▶ [Task requirements] Each line of the data that includes the string "chevron" is to be copied out.

▶ [Supplied data]

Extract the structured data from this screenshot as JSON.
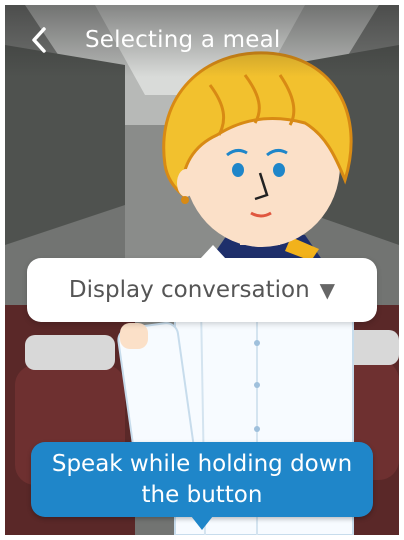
{
  "header": {
    "back_icon": "chevron-left-icon",
    "title": "Selecting a meal"
  },
  "conversation_toggle": {
    "label": "Display conversation",
    "arrow": "▼"
  },
  "speak_button": {
    "line1": "Speak while holding down",
    "line2": "the button"
  },
  "colors": {
    "accent_blue": "#1f86c9",
    "hair": "#f2c12e",
    "skin": "#fbe0c8",
    "uniform_navy": "#1e2f6b"
  }
}
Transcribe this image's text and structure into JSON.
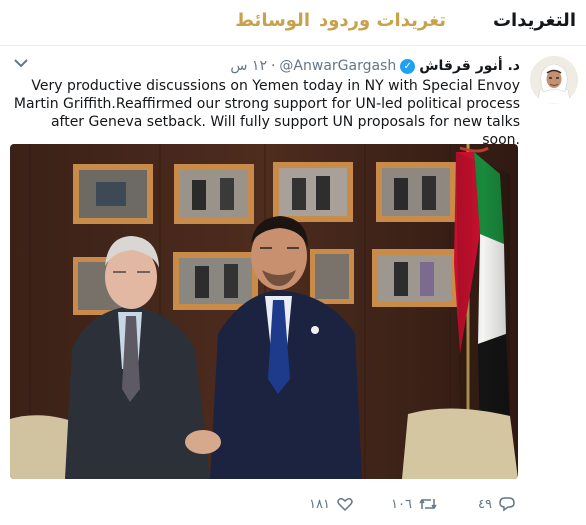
{
  "tabs": [
    {
      "label": "التغريدات",
      "active": true
    },
    {
      "label": "تغريدات وردود",
      "active": false
    },
    {
      "label": "الوسائط",
      "active": false
    }
  ],
  "tweet": {
    "author_name": "د. أنور قرقاش",
    "verified": true,
    "handle": "@AnwarGargash",
    "separator": "·",
    "time": "١٢ س",
    "text": "Very productive discussions on Yemen today in NY with Special Envoy Martin Griffith.Reaffirmed our strong support for UN-led political process after Geneva setback. Will fully support UN proposals for new talks soon.",
    "actions": {
      "reply_count": "٤٩",
      "retweet_count": "١٠٦",
      "like_count": "١٨١"
    }
  },
  "icons": {
    "verified": "verified-badge-icon",
    "caret": "chevron-down-icon",
    "reply": "reply-icon",
    "retweet": "retweet-icon",
    "like": "heart-icon"
  },
  "colors": {
    "accent": "#c8a24a",
    "verified": "#1da1f2",
    "muted": "#657786",
    "text": "#14171a"
  }
}
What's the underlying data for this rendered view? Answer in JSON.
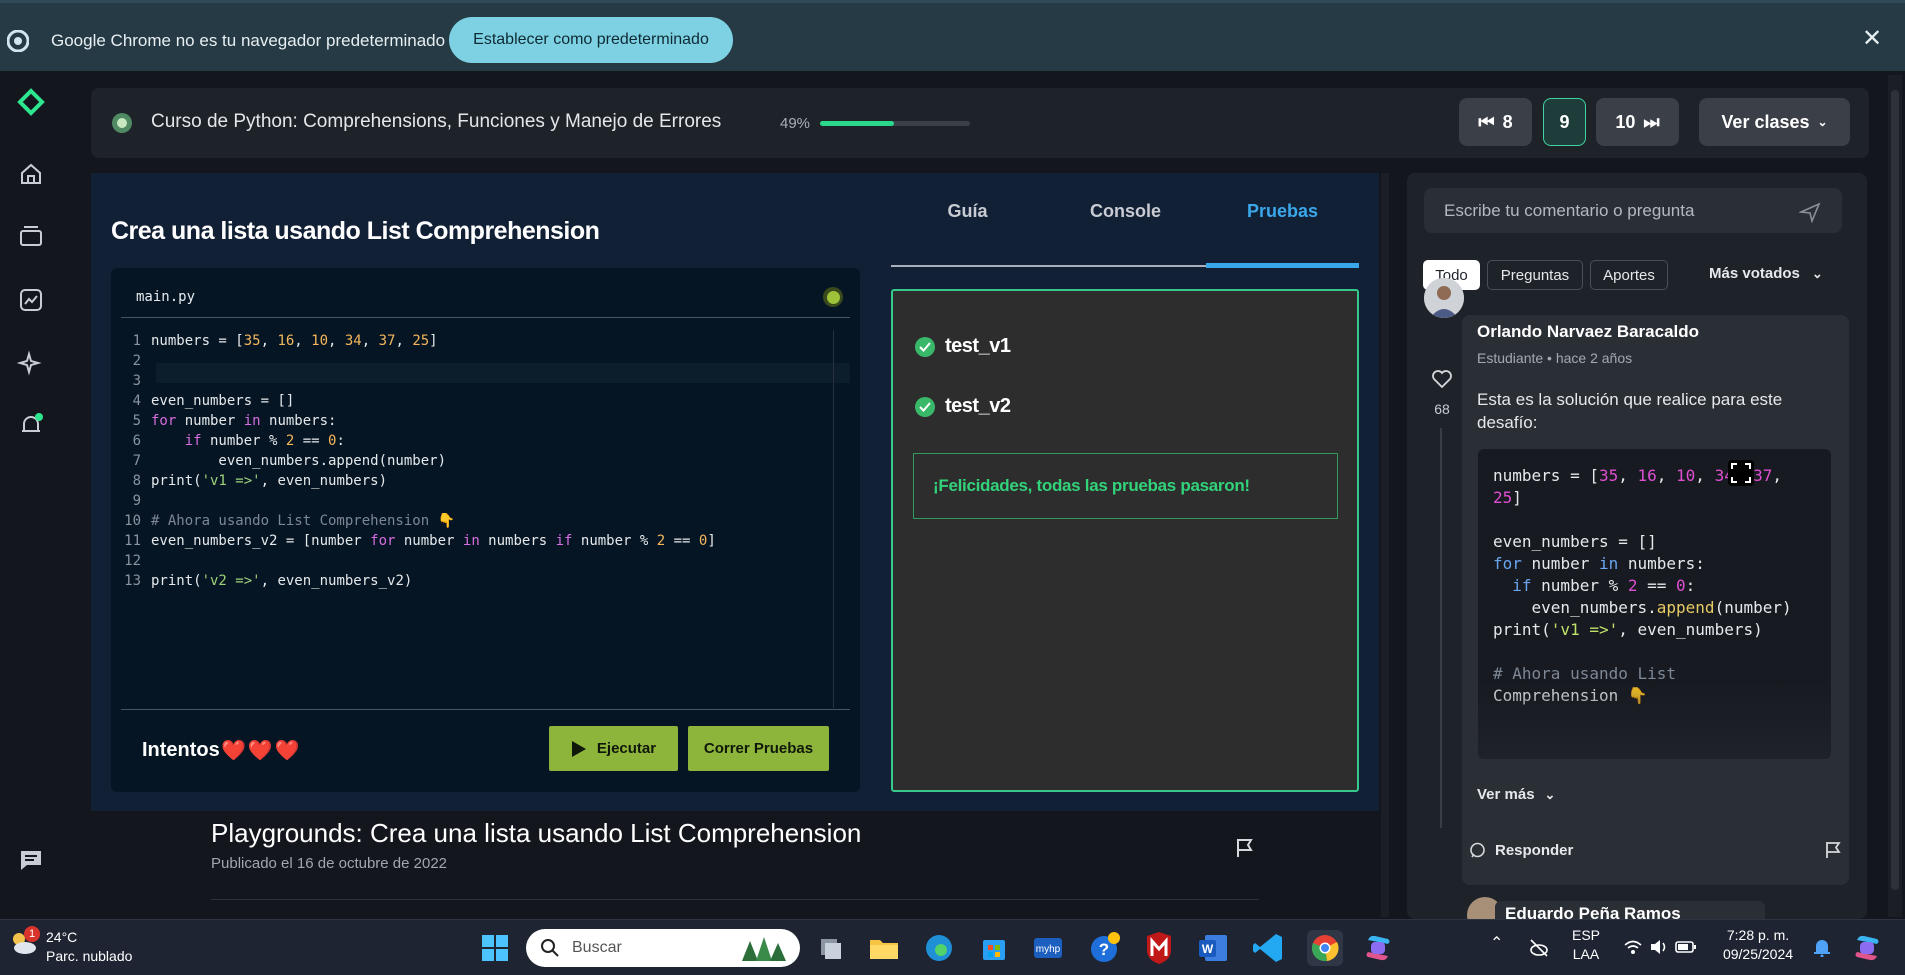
{
  "infobar": {
    "message": "Google Chrome no es tu navegador predeterminado",
    "set_default_label": "Establecer como predeterminado"
  },
  "course": {
    "title": "Curso de Python: Comprehensions, Funciones y Manejo de Errores",
    "progress_label": "49%",
    "progress": 0.49,
    "prev_label": "8",
    "current_label": "9",
    "next_label": "10",
    "classes_label": "Ver clases"
  },
  "exercise": {
    "title": "Crea una lista usando List Comprehension",
    "file_name": "main.py",
    "code_lines": [
      {
        "n": "1",
        "t": "numbers = [35, 16, 10, 34, 37, 25]"
      },
      {
        "n": "2",
        "t": ""
      },
      {
        "n": "3",
        "t": ""
      },
      {
        "n": "4",
        "t": "even_numbers = []"
      },
      {
        "n": "5",
        "t": "for number in numbers:"
      },
      {
        "n": "6",
        "t": "    if number % 2 == 0:"
      },
      {
        "n": "7",
        "t": "        even_numbers.append(number)"
      },
      {
        "n": "8",
        "t": "print('v1 =>', even_numbers)"
      },
      {
        "n": "9",
        "t": ""
      },
      {
        "n": "10",
        "t": "# Ahora usando List Comprehension 👇"
      },
      {
        "n": "11",
        "t": "even_numbers_v2 = [number for number in numbers if number % 2 == 0]"
      },
      {
        "n": "12",
        "t": ""
      },
      {
        "n": "13",
        "t": "print('v2 =>', even_numbers_v2)"
      }
    ],
    "attempts_label": "Intentos",
    "hearts": "❤️❤️❤️",
    "run_label": "Ejecutar",
    "test_label": "Correr Pruebas",
    "tabs": [
      "Guía",
      "Console",
      "Pruebas"
    ],
    "tests": [
      "test_v1",
      "test_v2"
    ],
    "success_message": "¡Felicidades, todas las pruebas pasaron!"
  },
  "playground": {
    "title": "Playgrounds: Crea una lista usando List Comprehension",
    "date": "Publicado el 16 de octubre de 2022"
  },
  "comments": {
    "placeholder": "Escribe tu comentario o pregunta",
    "filters": [
      "Todo",
      "Preguntas",
      "Aportes"
    ],
    "sort_label": "Más votados",
    "author": "Orlando Narvaez Baracaldo",
    "author_meta": "Estudiante • hace 2 años",
    "likes": "68",
    "text": "Esta es la solución que realice para este desafío:",
    "snippet_lines": [
      "numbers = [35, 16, 10, 34, 37,",
      "25]",
      "",
      "even_numbers = []",
      "for number in numbers:",
      "  if number % 2 == 0:",
      "    even_numbers.append(number)",
      "print('v1 =>', even_numbers)",
      "",
      "# Ahora usando List",
      "Comprehension 👇"
    ],
    "see_more_label": "Ver más",
    "reply_label": "Responder",
    "next_author": "Eduardo Peña Ramos"
  },
  "taskbar": {
    "weather_badge": "1",
    "temperature": "24°C",
    "weather_desc": "Parc. nublado",
    "search_placeholder": "Buscar",
    "lang_top": "ESP",
    "lang_bottom": "LAA",
    "time": "7:28 p. m.",
    "date": "09/25/2024"
  },
  "colors": {
    "accent_green": "#29d88a",
    "run_button": "#8db43b",
    "tests_border": "#36c98b",
    "active_tab": "#3aa7ea"
  }
}
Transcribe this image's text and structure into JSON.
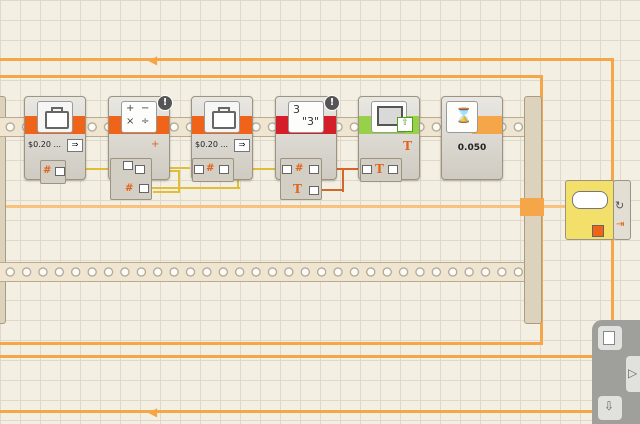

▶ [Task solution]
    "back_icon": "chevron-left-icon",
    "caret": "chevron-down-icon",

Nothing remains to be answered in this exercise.